What is being asked → Filter the data below for the string "leader" and copy each matching line.

Stored entries →
%%

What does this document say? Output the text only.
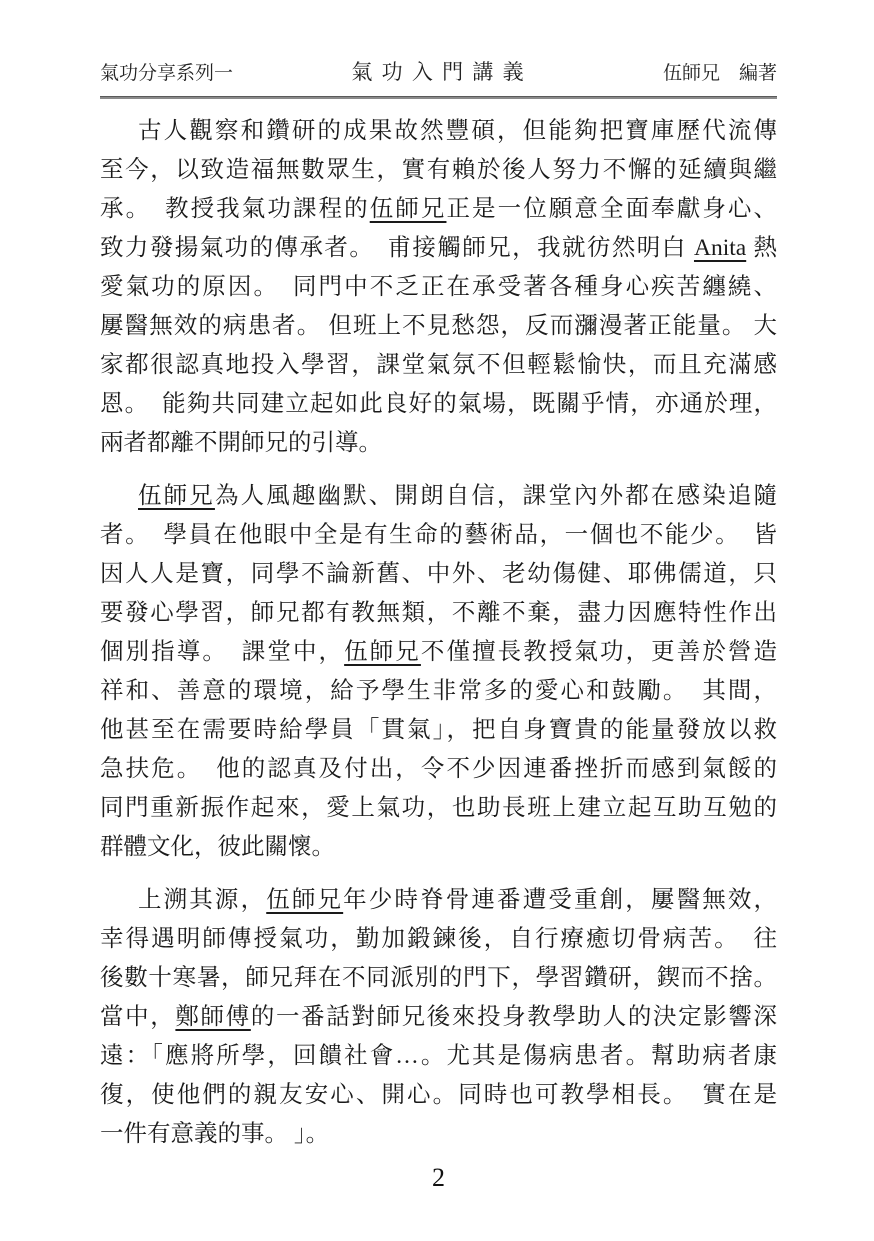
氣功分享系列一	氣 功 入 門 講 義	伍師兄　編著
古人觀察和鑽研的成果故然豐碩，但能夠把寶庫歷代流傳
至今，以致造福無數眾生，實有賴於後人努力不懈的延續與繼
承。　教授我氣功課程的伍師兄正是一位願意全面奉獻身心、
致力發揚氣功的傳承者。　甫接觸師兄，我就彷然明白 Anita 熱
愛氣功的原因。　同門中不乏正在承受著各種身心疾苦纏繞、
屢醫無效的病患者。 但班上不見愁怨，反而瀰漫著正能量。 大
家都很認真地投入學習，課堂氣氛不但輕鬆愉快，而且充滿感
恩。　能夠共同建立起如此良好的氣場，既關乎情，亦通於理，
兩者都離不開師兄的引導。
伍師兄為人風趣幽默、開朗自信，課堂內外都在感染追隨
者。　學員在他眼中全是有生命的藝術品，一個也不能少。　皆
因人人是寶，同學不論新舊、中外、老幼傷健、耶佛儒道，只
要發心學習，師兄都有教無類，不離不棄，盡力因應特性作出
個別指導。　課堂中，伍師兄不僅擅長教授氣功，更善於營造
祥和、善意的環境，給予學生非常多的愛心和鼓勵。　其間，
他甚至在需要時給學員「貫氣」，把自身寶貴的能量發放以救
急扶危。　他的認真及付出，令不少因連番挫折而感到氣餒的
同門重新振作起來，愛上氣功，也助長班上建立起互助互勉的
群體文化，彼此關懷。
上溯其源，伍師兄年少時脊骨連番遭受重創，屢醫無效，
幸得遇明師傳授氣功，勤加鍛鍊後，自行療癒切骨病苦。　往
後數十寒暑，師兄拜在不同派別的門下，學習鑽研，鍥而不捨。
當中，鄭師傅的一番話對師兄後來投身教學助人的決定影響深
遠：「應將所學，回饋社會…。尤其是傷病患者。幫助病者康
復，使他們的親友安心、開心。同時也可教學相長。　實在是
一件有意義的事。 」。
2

%%
%%

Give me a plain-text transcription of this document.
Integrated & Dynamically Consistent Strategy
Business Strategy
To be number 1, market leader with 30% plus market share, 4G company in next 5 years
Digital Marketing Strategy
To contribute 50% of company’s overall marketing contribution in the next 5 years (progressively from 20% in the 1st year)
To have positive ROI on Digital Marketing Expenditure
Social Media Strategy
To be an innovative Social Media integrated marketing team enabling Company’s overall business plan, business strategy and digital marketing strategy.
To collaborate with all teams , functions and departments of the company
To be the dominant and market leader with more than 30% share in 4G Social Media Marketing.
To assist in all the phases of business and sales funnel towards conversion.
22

%%

Expected answer →
To be number 1, market leader with 30% plus market share, 4G company in next 5 years
To be the dominant and market leader with more than 30% share in 4G Social Media Marketing.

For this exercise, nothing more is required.